§ Written task:
Write only the number of lines in the records beneath that hold "Monitor".

** BEGIN Exercise inputs **

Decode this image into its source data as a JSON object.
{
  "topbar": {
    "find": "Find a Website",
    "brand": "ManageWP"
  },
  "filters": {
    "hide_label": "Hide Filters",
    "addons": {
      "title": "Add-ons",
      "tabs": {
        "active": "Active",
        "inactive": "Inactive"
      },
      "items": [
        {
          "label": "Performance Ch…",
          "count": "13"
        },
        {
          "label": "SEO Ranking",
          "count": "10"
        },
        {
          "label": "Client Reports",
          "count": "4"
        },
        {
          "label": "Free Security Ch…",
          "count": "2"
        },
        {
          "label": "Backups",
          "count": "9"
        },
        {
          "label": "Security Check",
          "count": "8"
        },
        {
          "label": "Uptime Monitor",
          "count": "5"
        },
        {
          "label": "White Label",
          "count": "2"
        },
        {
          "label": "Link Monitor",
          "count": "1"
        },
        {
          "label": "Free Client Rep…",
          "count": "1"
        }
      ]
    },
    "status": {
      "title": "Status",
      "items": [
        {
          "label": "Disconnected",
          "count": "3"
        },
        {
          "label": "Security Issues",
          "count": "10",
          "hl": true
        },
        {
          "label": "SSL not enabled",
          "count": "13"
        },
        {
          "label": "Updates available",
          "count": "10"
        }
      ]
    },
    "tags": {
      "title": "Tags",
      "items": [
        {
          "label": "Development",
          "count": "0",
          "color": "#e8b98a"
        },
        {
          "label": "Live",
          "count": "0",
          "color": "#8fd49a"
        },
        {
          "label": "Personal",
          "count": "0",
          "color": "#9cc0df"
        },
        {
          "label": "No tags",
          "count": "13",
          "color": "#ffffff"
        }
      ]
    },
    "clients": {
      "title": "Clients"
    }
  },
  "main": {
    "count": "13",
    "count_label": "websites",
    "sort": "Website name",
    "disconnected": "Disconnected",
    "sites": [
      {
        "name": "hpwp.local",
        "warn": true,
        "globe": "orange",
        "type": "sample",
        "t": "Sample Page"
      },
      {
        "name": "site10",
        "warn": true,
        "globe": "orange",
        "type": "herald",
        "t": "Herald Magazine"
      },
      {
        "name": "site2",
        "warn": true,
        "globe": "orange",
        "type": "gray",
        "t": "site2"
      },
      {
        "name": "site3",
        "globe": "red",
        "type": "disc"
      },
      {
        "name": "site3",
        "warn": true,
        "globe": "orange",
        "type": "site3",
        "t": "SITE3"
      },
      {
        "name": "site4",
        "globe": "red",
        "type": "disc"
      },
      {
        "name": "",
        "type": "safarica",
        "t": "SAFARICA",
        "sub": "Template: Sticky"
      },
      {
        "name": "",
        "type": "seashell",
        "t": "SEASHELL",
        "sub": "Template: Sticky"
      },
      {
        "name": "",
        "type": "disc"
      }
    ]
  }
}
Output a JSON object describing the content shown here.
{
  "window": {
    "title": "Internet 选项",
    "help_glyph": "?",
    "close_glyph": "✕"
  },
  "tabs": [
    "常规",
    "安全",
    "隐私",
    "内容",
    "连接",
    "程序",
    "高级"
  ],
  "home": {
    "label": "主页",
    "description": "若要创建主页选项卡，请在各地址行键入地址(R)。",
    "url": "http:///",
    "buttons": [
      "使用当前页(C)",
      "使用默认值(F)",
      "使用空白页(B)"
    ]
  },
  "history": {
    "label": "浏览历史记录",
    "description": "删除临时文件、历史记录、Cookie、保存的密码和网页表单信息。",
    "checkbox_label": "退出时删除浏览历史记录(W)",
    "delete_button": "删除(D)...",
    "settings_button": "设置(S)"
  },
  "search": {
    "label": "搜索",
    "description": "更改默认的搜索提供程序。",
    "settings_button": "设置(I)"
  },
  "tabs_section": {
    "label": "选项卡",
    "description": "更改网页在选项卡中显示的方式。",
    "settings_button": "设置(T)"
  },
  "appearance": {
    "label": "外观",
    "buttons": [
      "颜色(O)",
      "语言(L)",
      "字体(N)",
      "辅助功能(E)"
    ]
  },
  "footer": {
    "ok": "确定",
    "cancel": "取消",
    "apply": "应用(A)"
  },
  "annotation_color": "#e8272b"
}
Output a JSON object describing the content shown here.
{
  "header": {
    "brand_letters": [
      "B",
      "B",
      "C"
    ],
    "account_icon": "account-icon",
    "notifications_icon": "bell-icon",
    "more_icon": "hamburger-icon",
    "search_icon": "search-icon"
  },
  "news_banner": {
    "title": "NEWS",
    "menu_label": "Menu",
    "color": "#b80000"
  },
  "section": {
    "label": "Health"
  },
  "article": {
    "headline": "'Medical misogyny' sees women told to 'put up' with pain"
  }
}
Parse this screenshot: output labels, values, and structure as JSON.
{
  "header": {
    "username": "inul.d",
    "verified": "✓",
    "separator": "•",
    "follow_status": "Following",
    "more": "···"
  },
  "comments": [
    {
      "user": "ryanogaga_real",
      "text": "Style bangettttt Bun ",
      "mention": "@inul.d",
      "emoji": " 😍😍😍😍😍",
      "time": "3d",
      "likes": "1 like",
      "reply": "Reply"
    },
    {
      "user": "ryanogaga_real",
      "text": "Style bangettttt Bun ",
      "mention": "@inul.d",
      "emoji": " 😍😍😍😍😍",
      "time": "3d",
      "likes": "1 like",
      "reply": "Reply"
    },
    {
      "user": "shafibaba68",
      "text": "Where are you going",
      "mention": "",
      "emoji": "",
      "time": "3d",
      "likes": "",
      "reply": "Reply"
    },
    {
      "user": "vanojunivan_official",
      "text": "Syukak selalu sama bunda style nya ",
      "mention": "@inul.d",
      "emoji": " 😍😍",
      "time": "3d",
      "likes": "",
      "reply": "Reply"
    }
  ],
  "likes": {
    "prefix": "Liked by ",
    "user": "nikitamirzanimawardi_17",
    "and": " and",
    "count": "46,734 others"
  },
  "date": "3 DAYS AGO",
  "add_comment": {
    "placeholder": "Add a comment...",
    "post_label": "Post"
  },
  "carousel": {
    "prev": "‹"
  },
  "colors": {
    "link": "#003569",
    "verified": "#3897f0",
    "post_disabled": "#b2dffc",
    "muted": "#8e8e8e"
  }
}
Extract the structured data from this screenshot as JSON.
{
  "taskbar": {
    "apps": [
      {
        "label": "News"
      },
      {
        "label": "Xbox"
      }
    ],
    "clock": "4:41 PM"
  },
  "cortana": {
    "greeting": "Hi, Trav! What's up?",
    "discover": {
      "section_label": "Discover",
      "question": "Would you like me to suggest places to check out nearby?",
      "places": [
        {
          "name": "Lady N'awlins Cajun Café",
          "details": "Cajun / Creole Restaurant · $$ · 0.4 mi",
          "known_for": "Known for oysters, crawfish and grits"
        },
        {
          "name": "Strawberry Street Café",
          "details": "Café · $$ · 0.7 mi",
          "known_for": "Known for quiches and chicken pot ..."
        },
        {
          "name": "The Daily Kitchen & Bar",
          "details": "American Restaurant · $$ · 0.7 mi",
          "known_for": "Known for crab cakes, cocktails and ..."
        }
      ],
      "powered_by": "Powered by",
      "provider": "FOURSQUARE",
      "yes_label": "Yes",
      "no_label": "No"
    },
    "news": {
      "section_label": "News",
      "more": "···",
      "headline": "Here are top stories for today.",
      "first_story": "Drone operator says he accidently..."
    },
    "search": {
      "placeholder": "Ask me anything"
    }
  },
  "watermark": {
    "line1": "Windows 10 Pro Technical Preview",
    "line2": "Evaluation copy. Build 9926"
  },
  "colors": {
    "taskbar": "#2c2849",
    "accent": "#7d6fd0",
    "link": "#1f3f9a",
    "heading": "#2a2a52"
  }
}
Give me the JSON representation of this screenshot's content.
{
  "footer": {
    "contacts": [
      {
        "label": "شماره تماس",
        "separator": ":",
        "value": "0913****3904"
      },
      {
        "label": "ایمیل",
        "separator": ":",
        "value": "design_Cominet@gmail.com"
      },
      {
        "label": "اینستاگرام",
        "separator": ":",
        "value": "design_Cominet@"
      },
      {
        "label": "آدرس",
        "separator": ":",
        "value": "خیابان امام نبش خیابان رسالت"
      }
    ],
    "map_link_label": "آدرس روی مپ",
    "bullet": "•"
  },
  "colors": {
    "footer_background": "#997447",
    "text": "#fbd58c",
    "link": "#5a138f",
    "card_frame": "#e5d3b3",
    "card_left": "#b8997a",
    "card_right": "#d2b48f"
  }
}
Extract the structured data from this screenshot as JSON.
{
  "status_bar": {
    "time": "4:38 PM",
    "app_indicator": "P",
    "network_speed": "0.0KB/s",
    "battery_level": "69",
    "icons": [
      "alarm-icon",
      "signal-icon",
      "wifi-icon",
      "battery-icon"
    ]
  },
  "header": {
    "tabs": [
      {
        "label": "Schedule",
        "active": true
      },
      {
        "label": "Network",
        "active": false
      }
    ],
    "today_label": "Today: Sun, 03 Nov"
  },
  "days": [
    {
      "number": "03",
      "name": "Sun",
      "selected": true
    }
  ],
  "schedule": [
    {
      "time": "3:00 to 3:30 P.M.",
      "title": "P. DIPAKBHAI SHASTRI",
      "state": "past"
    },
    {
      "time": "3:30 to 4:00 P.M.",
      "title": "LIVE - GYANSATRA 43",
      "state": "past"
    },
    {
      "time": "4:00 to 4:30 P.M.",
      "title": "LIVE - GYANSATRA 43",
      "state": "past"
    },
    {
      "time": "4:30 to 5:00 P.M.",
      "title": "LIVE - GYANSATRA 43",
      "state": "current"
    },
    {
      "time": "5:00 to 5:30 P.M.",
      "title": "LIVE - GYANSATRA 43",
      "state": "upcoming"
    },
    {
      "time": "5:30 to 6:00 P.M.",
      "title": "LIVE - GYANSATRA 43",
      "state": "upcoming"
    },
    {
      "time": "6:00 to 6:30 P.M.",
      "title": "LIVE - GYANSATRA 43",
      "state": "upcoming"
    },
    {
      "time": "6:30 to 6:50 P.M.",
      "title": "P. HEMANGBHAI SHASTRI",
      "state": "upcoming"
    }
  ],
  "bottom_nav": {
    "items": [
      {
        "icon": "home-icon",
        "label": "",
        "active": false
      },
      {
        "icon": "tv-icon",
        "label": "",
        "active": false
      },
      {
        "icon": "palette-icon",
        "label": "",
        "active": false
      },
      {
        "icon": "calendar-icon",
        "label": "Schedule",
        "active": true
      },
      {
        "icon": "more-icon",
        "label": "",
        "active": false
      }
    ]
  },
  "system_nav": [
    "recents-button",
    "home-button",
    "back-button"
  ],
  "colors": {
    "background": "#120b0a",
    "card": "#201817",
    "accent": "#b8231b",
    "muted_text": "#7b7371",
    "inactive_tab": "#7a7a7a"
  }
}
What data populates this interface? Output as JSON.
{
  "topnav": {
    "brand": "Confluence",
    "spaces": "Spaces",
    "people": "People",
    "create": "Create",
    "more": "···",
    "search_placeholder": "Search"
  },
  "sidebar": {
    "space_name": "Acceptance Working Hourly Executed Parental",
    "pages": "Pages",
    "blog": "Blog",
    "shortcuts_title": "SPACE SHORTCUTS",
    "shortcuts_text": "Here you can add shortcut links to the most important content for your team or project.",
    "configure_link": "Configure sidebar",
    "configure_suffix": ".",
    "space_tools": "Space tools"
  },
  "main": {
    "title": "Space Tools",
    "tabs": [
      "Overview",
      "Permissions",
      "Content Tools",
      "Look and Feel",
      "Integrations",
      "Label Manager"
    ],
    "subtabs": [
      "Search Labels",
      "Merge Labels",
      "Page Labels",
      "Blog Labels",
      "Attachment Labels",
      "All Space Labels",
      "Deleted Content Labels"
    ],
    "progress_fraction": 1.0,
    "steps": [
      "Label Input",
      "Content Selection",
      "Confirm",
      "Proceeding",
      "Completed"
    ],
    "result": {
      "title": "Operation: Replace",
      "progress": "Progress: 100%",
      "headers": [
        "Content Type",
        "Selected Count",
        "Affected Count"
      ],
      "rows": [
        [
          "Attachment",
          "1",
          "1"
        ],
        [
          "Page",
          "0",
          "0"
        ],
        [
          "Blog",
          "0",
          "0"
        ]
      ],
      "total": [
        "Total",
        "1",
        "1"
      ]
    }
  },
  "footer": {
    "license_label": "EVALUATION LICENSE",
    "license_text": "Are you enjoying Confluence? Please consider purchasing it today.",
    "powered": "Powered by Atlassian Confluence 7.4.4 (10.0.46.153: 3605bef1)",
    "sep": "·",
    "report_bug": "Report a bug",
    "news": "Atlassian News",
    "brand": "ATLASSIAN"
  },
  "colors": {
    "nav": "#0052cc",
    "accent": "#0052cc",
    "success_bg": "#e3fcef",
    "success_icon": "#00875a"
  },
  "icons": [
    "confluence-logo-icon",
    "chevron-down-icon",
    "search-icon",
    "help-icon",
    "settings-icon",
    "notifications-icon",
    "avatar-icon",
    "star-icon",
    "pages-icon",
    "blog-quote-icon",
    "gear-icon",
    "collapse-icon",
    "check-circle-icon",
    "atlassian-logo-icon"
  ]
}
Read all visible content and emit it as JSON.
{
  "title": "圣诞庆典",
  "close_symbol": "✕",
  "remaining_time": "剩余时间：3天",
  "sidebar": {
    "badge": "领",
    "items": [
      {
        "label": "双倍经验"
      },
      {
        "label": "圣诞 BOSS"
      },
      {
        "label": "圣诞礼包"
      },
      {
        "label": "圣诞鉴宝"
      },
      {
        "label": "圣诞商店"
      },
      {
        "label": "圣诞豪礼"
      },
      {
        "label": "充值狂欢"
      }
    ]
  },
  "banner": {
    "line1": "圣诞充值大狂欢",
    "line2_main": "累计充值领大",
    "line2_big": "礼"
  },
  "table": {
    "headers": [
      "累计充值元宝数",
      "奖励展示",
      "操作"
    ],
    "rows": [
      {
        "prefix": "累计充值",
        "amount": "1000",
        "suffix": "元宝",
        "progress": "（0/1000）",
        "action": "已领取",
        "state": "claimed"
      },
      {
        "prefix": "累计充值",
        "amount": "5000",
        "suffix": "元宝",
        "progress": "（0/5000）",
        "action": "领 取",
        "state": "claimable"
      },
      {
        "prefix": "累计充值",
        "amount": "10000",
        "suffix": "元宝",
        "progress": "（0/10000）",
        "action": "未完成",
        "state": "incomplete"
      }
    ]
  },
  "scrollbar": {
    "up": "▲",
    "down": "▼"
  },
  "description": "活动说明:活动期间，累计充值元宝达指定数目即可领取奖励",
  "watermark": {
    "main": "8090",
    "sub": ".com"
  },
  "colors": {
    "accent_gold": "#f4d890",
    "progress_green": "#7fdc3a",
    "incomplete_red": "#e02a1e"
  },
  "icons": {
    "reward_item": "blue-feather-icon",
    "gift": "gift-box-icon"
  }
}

** END Exercise inputs **

§ Complete output:
2